- GIVEN EXERCISE -
Copy down every line where the string "text" shows up.

- A block of data -

— start —

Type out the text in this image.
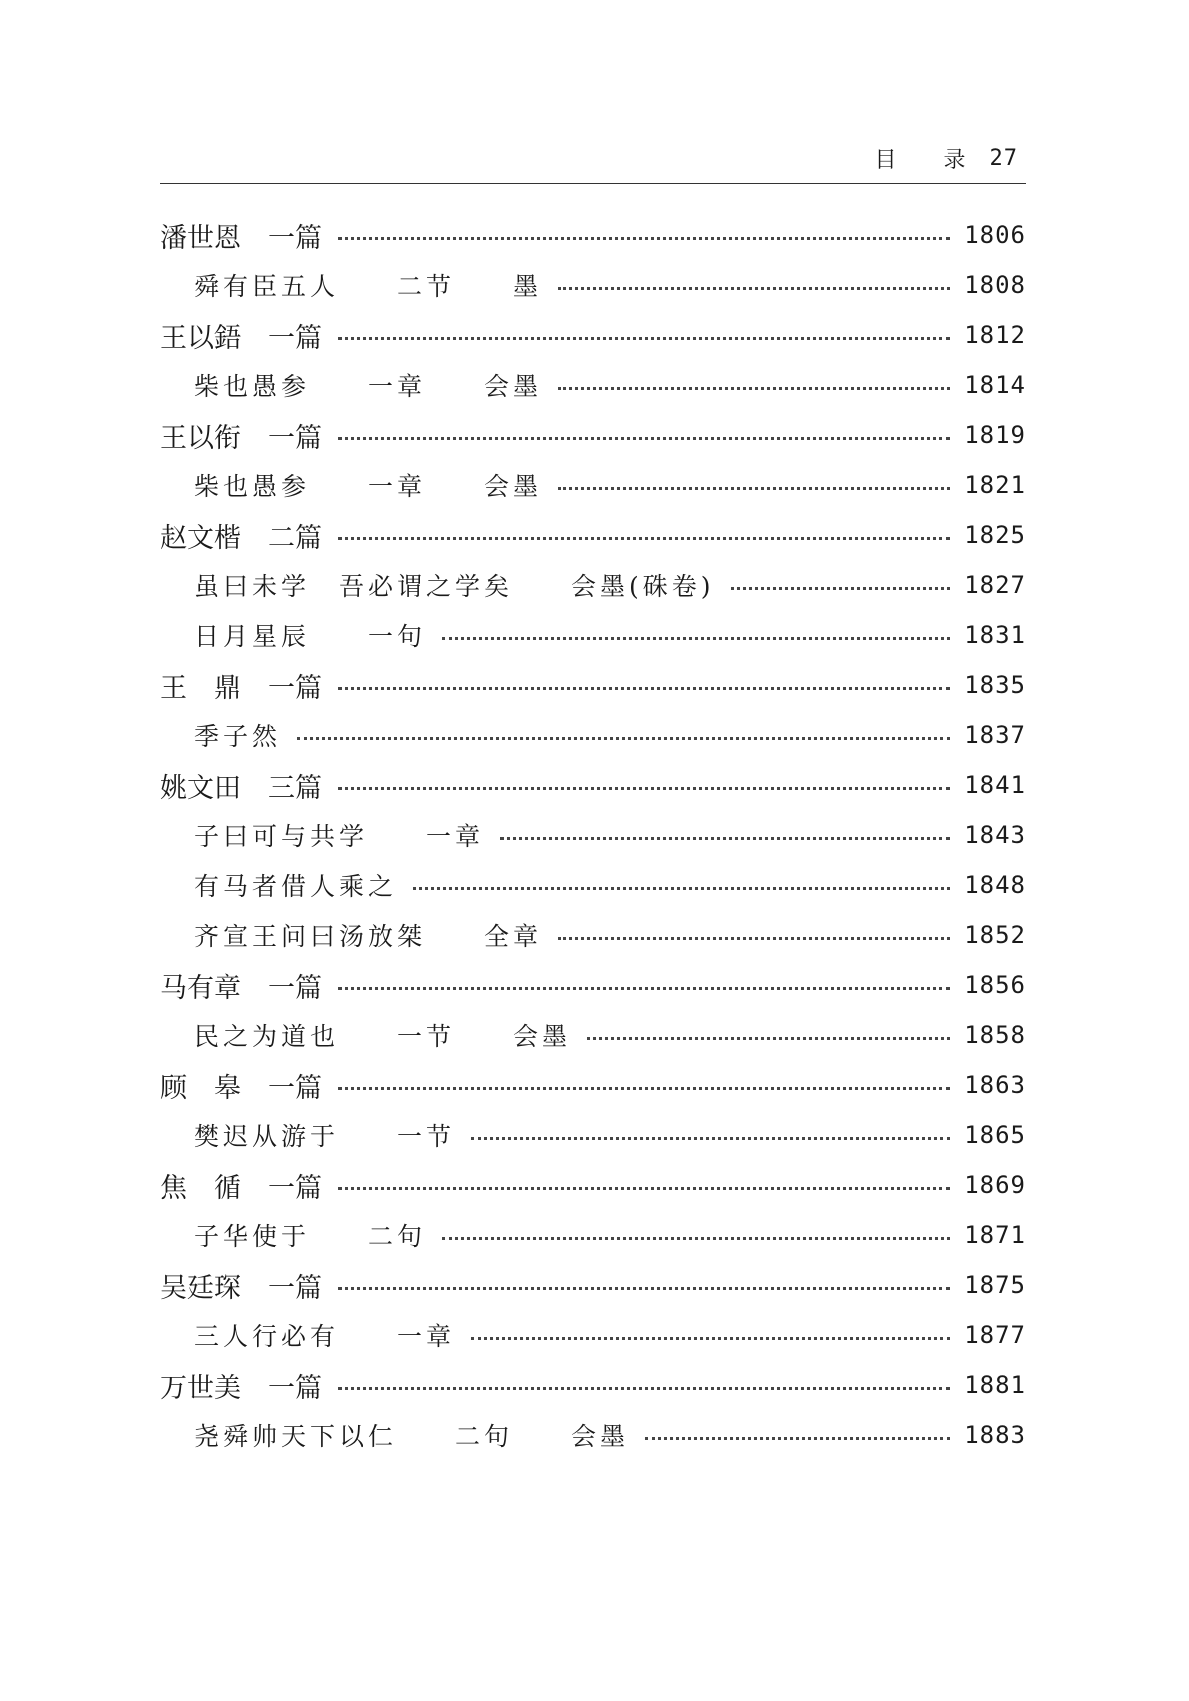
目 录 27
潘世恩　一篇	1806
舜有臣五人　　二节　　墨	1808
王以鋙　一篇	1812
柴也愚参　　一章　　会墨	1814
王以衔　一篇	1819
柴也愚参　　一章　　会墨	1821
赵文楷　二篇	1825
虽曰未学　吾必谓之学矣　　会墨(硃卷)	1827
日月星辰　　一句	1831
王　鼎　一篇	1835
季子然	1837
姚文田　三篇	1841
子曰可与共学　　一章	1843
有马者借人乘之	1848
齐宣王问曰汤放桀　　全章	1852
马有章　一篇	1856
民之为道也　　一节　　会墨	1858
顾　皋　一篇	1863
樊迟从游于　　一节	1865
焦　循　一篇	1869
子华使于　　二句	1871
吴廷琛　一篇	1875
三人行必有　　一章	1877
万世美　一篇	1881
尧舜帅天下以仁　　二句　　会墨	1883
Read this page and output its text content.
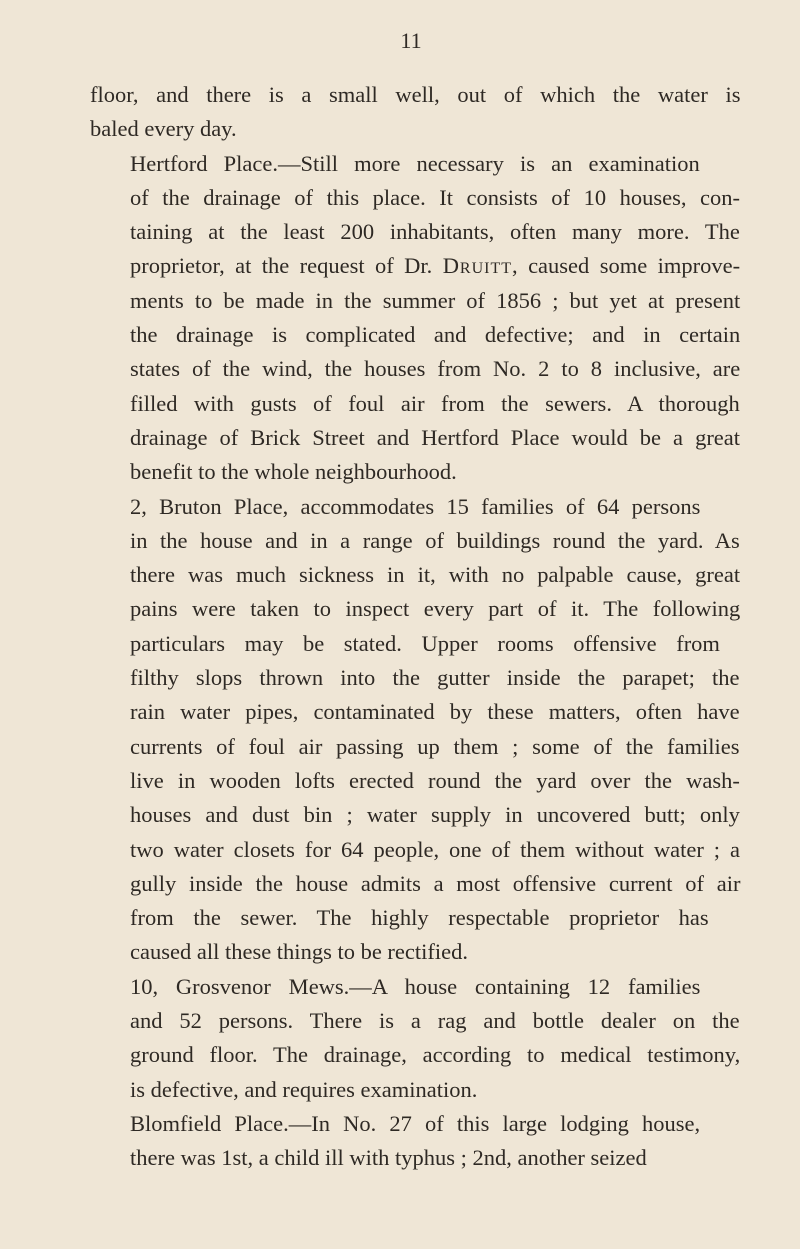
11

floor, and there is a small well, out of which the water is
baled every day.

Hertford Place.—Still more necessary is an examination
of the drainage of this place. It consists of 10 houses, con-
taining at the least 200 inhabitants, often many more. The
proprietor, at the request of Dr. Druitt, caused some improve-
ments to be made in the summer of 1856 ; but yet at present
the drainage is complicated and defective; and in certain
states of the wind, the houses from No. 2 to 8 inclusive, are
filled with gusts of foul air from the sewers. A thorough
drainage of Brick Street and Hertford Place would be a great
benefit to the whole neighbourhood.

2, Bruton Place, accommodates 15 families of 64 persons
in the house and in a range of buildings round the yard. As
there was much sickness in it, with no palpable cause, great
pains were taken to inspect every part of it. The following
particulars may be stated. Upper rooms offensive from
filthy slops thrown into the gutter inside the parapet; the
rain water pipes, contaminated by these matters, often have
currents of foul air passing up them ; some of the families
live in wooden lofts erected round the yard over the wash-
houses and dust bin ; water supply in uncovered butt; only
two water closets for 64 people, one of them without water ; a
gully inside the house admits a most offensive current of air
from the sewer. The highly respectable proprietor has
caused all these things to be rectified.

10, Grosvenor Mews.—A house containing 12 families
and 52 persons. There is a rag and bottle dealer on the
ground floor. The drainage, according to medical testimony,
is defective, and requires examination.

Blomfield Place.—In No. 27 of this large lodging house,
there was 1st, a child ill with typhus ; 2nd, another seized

— end —

- RESULT -
Type out the text in this image.
Read this page and output its text content.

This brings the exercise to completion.